Could you put the lines below into a Markdown table with the columns Row and Line, starting with the line that contains "Find all labels, buttons, inputs, and" and going on through the line that contains "charging-icon: + (418, 9, 434, 25)", giving each a row number and leaving out any blank lines?

○ ○ ○

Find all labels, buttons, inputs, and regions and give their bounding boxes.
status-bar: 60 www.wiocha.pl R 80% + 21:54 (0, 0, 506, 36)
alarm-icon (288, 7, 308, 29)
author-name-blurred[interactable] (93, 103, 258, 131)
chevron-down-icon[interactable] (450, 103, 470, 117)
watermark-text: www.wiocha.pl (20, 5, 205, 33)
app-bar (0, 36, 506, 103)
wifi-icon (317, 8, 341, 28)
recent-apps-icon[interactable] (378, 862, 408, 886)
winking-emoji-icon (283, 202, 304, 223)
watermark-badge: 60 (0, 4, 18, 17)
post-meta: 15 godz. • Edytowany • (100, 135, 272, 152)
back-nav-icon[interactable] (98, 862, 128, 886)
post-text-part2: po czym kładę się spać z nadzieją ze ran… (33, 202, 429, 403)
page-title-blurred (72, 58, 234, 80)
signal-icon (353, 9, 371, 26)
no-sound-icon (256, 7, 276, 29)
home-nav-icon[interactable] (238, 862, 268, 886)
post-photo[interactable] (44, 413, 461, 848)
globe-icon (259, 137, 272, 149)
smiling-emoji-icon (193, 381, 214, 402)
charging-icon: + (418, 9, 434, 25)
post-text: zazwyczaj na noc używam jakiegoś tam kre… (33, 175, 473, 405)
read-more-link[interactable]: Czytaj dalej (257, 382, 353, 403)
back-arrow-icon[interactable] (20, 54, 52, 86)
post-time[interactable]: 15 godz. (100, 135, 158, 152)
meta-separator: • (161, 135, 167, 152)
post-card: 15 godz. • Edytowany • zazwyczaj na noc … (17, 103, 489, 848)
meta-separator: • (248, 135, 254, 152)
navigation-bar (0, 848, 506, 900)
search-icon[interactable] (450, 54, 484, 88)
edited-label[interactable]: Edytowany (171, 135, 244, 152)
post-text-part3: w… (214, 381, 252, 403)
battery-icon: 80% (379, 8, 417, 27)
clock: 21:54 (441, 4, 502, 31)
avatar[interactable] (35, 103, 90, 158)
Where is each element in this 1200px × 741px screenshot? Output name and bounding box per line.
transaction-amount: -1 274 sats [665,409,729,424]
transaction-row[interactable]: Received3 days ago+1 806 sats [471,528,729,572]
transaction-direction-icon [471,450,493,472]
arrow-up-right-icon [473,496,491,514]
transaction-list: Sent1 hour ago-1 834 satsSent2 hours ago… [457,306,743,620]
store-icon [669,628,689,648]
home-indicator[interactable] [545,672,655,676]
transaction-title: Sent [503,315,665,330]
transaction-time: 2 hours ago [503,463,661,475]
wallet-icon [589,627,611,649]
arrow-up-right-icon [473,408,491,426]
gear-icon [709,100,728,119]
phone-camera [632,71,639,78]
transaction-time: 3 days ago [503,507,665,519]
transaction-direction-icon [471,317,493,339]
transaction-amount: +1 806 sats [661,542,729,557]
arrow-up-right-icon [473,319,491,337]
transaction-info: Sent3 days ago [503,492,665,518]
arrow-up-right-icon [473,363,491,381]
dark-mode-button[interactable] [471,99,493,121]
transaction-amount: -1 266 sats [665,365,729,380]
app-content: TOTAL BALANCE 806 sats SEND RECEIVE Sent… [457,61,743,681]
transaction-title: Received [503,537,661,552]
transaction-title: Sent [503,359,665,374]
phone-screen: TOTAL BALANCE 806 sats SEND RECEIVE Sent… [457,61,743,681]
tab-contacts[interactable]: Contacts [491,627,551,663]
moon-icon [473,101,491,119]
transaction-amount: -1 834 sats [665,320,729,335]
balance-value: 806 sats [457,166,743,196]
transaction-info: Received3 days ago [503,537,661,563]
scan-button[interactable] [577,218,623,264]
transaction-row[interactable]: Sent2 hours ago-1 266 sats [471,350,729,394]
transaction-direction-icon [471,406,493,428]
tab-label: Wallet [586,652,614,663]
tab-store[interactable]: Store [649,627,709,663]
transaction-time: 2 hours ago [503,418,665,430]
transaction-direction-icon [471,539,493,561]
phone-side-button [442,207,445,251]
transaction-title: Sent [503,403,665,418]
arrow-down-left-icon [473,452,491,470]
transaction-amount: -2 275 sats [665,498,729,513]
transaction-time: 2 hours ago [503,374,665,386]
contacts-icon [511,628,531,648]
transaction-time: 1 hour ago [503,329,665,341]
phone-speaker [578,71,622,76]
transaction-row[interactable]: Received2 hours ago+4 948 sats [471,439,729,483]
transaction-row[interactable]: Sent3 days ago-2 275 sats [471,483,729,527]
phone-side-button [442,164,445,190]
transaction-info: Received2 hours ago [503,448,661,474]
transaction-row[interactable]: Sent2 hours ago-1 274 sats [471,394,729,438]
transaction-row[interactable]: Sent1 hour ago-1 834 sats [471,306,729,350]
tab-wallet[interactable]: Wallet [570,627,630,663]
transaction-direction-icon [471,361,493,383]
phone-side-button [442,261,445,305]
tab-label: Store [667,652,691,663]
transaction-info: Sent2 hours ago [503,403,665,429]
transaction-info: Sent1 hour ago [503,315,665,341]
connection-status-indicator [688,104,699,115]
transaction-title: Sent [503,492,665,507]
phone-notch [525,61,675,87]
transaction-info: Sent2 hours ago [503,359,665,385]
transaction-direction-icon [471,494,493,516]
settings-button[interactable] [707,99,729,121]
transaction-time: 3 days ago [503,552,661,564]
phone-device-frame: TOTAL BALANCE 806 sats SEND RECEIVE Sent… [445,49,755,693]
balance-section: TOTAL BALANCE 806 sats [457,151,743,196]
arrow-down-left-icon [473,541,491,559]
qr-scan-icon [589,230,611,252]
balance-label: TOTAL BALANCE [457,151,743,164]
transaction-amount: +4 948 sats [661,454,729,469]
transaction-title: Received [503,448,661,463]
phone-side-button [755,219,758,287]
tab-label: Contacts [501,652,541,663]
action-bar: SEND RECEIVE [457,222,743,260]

○ ○ ○

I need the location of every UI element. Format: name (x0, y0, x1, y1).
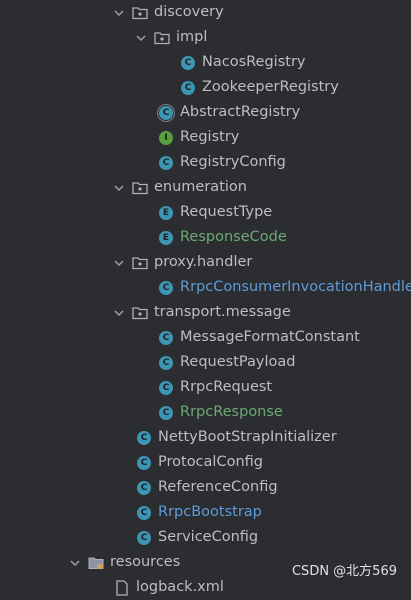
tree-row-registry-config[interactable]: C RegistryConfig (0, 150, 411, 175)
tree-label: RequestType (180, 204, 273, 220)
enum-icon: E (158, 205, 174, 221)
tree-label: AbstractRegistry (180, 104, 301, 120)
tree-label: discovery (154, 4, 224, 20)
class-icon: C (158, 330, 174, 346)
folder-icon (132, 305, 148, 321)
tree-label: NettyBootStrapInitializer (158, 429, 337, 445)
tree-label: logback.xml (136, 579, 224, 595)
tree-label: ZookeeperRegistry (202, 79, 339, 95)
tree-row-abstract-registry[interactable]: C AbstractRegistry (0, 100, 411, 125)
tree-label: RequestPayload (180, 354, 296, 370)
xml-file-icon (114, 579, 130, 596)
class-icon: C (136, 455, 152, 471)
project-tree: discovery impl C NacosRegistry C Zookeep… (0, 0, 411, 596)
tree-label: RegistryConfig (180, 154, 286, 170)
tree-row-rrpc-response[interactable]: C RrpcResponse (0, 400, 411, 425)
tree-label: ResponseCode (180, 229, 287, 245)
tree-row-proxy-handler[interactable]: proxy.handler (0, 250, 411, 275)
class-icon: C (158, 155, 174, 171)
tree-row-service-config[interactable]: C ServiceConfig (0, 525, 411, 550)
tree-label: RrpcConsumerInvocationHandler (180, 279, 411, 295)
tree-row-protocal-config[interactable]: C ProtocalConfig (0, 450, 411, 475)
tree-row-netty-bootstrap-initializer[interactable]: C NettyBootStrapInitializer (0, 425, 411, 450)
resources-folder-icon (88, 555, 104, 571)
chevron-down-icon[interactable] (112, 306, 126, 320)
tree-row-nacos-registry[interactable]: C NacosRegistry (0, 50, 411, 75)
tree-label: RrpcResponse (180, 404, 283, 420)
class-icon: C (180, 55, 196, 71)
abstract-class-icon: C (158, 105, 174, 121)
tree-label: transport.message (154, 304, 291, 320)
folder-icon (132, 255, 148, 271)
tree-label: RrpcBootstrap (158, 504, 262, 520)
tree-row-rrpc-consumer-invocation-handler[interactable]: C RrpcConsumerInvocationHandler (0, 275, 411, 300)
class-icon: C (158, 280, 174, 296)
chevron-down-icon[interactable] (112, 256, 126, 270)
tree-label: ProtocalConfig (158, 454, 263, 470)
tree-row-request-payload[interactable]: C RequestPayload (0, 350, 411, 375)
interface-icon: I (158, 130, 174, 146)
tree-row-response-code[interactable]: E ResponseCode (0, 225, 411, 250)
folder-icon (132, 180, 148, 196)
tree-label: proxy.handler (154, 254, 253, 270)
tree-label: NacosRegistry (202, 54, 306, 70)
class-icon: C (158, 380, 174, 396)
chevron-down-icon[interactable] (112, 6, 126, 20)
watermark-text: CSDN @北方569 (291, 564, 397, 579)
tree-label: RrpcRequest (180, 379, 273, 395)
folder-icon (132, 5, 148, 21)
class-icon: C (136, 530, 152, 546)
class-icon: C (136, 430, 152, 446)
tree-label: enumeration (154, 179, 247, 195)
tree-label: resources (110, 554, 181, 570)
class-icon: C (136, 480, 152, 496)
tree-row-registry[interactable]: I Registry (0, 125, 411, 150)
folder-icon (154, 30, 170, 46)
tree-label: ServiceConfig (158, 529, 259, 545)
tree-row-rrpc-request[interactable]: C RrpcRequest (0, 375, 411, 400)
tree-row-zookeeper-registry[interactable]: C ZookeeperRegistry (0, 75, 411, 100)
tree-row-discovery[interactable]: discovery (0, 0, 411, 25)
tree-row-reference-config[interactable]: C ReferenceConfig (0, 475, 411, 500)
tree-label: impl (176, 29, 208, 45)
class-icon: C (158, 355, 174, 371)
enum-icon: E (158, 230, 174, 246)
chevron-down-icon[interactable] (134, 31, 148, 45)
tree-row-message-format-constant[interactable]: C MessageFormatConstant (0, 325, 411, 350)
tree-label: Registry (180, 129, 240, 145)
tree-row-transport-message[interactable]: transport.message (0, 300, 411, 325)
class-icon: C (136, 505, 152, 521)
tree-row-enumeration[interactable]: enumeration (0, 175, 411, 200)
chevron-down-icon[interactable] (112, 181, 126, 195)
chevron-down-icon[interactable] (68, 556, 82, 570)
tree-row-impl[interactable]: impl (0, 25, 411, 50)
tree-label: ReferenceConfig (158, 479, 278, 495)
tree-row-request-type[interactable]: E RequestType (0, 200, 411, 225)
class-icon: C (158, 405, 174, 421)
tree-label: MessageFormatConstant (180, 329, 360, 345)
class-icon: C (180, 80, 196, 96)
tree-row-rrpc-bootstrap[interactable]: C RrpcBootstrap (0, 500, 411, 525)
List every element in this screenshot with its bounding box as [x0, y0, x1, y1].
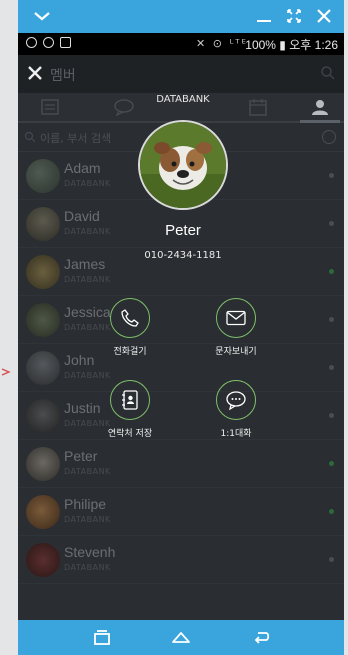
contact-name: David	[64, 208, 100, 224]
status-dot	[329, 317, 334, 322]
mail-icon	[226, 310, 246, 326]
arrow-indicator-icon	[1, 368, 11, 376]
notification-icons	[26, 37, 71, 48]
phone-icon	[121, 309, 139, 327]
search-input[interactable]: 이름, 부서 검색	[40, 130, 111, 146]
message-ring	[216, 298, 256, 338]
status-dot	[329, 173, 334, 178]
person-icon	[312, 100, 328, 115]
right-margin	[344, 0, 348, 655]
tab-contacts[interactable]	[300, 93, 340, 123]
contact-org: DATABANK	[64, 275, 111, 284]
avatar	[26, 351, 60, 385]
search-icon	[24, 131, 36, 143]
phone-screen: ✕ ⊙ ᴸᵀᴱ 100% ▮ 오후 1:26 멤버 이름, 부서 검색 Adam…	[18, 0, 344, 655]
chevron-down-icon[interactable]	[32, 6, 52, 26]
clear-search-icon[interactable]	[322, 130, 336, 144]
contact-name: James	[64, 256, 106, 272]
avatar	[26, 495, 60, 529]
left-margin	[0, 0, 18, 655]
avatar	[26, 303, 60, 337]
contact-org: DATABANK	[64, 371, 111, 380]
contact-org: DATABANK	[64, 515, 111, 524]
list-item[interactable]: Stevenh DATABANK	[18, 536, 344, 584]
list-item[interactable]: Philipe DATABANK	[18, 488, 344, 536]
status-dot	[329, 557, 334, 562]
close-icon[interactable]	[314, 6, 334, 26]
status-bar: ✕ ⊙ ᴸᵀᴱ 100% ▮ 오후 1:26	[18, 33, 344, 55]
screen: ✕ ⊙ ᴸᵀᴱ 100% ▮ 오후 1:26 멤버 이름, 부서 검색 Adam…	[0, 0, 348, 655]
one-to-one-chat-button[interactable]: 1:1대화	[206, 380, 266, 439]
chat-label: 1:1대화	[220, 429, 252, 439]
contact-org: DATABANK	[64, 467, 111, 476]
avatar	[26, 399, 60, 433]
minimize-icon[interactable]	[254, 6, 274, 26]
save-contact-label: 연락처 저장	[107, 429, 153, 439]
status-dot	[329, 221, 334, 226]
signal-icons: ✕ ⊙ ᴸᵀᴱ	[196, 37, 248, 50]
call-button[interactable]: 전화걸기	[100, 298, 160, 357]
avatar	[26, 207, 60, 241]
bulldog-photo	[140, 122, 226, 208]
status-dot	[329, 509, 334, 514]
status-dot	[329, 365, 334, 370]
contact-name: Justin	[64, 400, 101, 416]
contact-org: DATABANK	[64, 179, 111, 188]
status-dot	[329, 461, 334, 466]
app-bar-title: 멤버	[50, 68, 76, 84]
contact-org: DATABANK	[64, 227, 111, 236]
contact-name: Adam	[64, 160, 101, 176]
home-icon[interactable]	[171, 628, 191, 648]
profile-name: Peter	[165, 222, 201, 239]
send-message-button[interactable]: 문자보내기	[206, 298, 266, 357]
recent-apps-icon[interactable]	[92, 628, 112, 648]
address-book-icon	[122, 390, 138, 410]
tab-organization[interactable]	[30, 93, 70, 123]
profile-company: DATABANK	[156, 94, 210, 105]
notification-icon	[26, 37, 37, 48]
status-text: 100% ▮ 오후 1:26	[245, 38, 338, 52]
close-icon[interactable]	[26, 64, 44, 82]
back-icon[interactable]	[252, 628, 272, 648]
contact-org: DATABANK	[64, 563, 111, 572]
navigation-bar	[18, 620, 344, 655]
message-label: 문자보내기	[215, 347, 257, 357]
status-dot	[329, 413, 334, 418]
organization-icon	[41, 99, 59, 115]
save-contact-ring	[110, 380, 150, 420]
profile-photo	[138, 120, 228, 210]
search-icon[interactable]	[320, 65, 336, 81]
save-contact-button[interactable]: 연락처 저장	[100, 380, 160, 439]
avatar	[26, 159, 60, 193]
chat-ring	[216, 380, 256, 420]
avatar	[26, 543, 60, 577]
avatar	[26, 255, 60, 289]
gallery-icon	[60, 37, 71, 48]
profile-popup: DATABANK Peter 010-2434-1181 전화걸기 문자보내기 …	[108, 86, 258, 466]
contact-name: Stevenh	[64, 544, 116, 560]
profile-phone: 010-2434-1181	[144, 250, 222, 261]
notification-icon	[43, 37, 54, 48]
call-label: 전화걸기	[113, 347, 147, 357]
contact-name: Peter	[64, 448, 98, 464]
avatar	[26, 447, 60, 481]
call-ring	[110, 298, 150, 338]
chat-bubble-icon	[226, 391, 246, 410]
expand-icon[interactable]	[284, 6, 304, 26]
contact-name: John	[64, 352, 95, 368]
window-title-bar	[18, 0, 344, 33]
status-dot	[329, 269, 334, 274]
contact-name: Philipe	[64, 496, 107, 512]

○ ○ ○

● **Full response**
| Row | Line |
|---|---|
| 1 | Find all labels, buttons, inputs, and regions and give their bounding boxes. |
| 2 | status-bar: 60 www.wiocha.pl R 80% + 21:54 (0, 0, 506, 36) |
| 3 | alarm-icon (288, 7, 308, 29) |
| 4 | author-name-blurred[interactable] (93, 103, 258, 131) |
| 5 | chevron-down-icon[interactable] (450, 103, 470, 117) |
| 6 | watermark-text: www.wiocha.pl (20, 5, 205, 33) |
| 7 | app-bar (0, 36, 506, 103) |
| 8 | wifi-icon (317, 8, 341, 28) |
| 9 | recent-apps-icon[interactable] (378, 862, 408, 886) |
| 10 | winking-emoji-icon (283, 202, 304, 223) |
| 11 | watermark-badge: 60 (0, 4, 18, 17) |
| 12 | post-meta: 15 godz. • Edytowany • (100, 135, 272, 152) |
| 13 | back-nav-icon[interactable] (98, 862, 128, 886) |
| 14 | post-text-part2: po czym kładę się spać z nadzieją ze ran… (33, 202, 429, 403) |
| 15 | page-title-blurred (72, 58, 234, 80) |
| 16 | signal-icon (353, 9, 371, 26) |
| 17 | no-sound-icon (256, 7, 276, 29) |
| 18 | home-nav-icon[interactable] (238, 862, 268, 886) |
| 19 | post-photo[interactable] (44, 413, 461, 848) |
| 20 | globe-icon (259, 137, 272, 149) |
| 21 | smiling-emoji-icon (193, 381, 214, 402) |
| 22 | charging-icon: + (418, 9, 434, 25) |